[What is asked]: Reproduce every one of the rows below verbatim.

(Stored data)
..............................
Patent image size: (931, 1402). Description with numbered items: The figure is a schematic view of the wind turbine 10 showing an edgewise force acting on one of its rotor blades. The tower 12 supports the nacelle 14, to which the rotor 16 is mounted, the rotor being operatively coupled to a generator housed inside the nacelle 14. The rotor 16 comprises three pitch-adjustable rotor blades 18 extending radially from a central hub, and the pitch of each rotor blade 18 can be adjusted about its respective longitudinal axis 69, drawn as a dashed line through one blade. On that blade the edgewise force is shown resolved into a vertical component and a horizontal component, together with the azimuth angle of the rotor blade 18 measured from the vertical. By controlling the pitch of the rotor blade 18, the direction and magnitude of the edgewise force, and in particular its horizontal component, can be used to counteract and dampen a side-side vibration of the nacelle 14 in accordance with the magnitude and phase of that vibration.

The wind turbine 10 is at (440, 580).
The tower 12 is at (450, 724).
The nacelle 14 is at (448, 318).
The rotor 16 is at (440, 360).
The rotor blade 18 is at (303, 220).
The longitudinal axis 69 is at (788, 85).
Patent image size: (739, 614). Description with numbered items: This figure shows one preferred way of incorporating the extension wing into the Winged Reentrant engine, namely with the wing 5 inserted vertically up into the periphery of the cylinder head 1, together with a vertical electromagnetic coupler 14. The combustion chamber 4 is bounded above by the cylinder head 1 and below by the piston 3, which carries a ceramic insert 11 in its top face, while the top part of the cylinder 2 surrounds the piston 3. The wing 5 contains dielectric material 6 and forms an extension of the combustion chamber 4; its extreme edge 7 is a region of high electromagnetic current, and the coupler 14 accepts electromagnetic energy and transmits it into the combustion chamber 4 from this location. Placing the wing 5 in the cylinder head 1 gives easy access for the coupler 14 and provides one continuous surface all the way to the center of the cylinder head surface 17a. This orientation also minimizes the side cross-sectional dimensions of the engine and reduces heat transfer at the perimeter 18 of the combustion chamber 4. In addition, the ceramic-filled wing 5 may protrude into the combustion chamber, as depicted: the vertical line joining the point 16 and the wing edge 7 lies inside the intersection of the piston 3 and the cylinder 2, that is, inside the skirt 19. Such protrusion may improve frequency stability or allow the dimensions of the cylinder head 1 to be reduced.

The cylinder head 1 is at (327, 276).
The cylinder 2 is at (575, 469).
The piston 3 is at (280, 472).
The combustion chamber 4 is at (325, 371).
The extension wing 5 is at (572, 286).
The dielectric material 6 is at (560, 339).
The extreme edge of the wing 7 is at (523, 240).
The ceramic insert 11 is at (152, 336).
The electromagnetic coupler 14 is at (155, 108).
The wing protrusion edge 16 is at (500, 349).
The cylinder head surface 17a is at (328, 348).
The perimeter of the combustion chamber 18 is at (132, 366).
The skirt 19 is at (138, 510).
..............................
[The reply]:
Patent image size: (931, 1402). Description with numbered items: The figure is a schematic view of the wind turbine 10 showing an edgewise force acting on one of its rotor blades. The tower 12 supports the nacelle 14, to which the rotor 16 is mounted, the rotor being operatively coupled to a generator housed inside the nacelle 14. The rotor 16 comprises three pitch-adjustable rotor blades 18 extending radially from a central hub, and the pitch of each rotor blade 18 can be adjusted about its respective longitudinal axis 69, drawn as a dashed line through one blade. On that blade the edgewise force is shown resolved into a vertical component and a horizontal component, together with the azimuth angle of the rotor blade 18 measured from the vertical. By controlling the pitch of the rotor blade 18, the direction and magnitude of the edgewise force, and in particular its horizontal component, can be used to counteract and dampen a side-side vibration of the nacelle 14 in accordance with the magnitude and phase of that vibration.

The wind turbine 10 is at (440, 580).
The tower 12 is at (450, 724).
The nacelle 14 is at (448, 318).
The rotor 16 is at (440, 360).
The rotor blade 18 is at (303, 220).
The longitudinal axis 69 is at (788, 85).
Patent image size: (739, 614). Description with numbered items: This figure shows one preferred way of incorporating the extension wing into the Winged Reentrant engine, namely with the wing 5 inserted vertically up into the periphery of the cylinder head 1, together with a vertical electromagnetic coupler 14. The combustion chamber 4 is bounded above by the cylinder head 1 and below by the piston 3, which carries a ceramic insert 11 in its top face, while the top part of the cylinder 2 surrounds the piston 3. The wing 5 contains dielectric material 6 and forms an extension of the combustion chamber 4; its extreme edge 7 is a region of high electromagnetic current, and the coupler 14 accepts electromagnetic energy and transmits it into the combustion chamber 4 from this location. Placing the wing 5 in the cylinder head 1 gives easy access for the coupler 14 and provides one continuous surface all the way to the center of the cylinder head surface 17a. This orientation also minimizes the side cross-sectional dimensions of the engine and reduces heat transfer at the perimeter 18 of the combustion chamber 4. In addition, the ceramic-filled wing 5 may protrude into the combustion chamber, as depicted: the vertical line joining the point 16 and the wing edge 7 lies inside the intersection of the piston 3 and the cylinder 2, that is, inside the skirt 19. Such protrusion may improve frequency stability or allow the dimensions of the cylinder head 1 to be reduced.

The cylinder head 1 is at (327, 276).
The cylinder 2 is at (575, 469).
The piston 3 is at (280, 472).
The combustion chamber 4 is at (325, 371).
The extension wing 5 is at (572, 286).
The dielectric material 6 is at (560, 339).
The extreme edge of the wing 7 is at (523, 240).
The ceramic insert 11 is at (152, 336).
The electromagnetic coupler 14 is at (155, 108).
The wing protrusion edge 16 is at (500, 349).
The cylinder head surface 17a is at (328, 348).
The perimeter of the combustion chamber 18 is at (132, 366).
The skirt 19 is at (138, 510).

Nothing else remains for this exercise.